LA HIDROELÉCTRICA DE GÜÍMAR, LA HISTORIA DE UN PROYECTO QUE NO VERÁ.

Güímar, 17 de febrero de 2026. – En los últimos días, y a través de diferentes medios de comunicación, ha vuelto a cobrar fuerza una idea que lleva tiempo sobre la mesa: la posibilidad de instalar una central hidroeléctrica en uno o varios de los socavones que la actividad extractiva de áridos ha dejado como cicatrices en el paisaje del barranco de Badajoz, en Güímar. La propuesta, que podría contar con una inversión cercana a los mil millones de euros, reabre el debate sobre el futuro de este enclave estratégico del Sureste de Tenerife.
Más allá de la central hidroeléctrica, son muchas las voces que vienen reclamando desde hace tiempo la necesidad de abordar de una vez por todas un plan especial para el barranco de Badajoz. Un plan que permita, por un lado, ordenar la extracción de áridos —un recurso esencial para la industria de la construcción en la Isla— y, por otro, restaurar y devolver la dignidad a un paisaje profundamente transformado por décadas de actividad extractiva.

» **Material proporcionado**

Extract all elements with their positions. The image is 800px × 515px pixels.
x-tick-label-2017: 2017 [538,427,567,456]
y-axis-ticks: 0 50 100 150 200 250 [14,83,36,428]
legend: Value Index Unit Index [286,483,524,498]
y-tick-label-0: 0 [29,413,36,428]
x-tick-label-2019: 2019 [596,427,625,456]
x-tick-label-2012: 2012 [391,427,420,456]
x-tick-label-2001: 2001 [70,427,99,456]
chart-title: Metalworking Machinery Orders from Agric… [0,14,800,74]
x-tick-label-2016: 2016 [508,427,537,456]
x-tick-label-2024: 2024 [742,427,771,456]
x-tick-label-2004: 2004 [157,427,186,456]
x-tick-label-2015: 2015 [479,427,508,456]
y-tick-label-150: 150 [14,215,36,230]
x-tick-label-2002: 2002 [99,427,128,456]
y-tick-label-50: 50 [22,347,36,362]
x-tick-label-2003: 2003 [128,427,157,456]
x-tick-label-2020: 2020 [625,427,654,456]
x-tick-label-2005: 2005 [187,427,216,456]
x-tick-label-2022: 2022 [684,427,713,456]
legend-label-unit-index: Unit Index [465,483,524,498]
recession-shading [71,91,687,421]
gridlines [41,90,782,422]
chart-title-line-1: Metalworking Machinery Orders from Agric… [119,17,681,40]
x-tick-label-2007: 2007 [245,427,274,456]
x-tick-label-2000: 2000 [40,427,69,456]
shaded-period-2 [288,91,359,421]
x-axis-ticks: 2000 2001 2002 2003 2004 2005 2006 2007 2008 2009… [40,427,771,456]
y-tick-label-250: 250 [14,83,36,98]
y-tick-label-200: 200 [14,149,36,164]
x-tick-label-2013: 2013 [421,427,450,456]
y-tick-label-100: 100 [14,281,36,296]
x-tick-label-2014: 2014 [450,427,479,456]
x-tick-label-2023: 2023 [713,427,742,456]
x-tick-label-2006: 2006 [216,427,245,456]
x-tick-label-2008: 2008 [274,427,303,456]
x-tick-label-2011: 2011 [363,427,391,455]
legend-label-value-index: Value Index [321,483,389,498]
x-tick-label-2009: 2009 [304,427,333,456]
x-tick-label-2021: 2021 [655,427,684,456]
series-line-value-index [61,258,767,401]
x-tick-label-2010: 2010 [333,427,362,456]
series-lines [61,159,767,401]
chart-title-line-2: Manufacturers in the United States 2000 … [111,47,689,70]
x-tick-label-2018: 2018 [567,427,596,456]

» **Con la información**
1. Según el texto sobre la hidroeléctrica de Güímar, ¿de cuánto podría ser la inversión de la propuesta?
2. Sigue escribiendo el texto sobre la hidroeléctrica de Güímar a partir de su última frase.

» **Respuestas**
1. Cercana a los mil millones de euros.

2.
La presencia del agua en el barranco, canalizada históricamente para el riego y el abastecimiento, abre un abanico de posibilidades que va más allá de la generación energética. Espacios recreativos, zonas verdes, usos culturales o incluso educativos podrían encontrar cabida en un entorno que, bien planificado, tendría un potencial enorme para el municipio y para toda la Isla.
La cifra que se maneja para este ambicioso plan —mil millones de euros— no ha pasado desapercibida. Tampoco la comparación que surge de manera inevitable con otros proyectos en Tenerife que, siendo aparentemente más viables, llevan años paralizados o sumidos en una parálisis administrativa que parece no tener fin.
El caso más paradigmático es, sin duda, el embalse de Erjos, en el norte de la Isla. Un proyecto largamente demandado, con estudios técnicos favorables y un consenso social importante, que sin embargo sigue viendo pasar la vida sin llegar a materializarse. Mientras tanto, iniciativas como la del barranco de Badajoz, que implican una inversión multimillonaria y una transformación radical del territorio, empiezan a sonar con fuerza en los medios.
No han faltado las voces críticas ante lo que algunos consideran una falta de determinación por parte de las autoridades tinerfeñas. Se señala directamente que los responsables públicos se dejan amedrentar por los grupos de poder de las grandes energéticas, lo que estaría lastrando la puesta en marcha de proyectos energéticos y de ordenación territorial que serían clave para el futuro de la Isla.
«Las autoridades de Tenerife se dejan amedrentar por los grupos de poder de las energéticas y están muy lejos de llevar a cabo proyectos de este tipo», denuncian fuentes conocedoras de la situación, que ven con escepticismo que una iniciativa de esta magnitud pueda salir adelante mientras otras, más modestas y viables, continúan en un limbo administrativo.
El verdadero potencial: los áridos.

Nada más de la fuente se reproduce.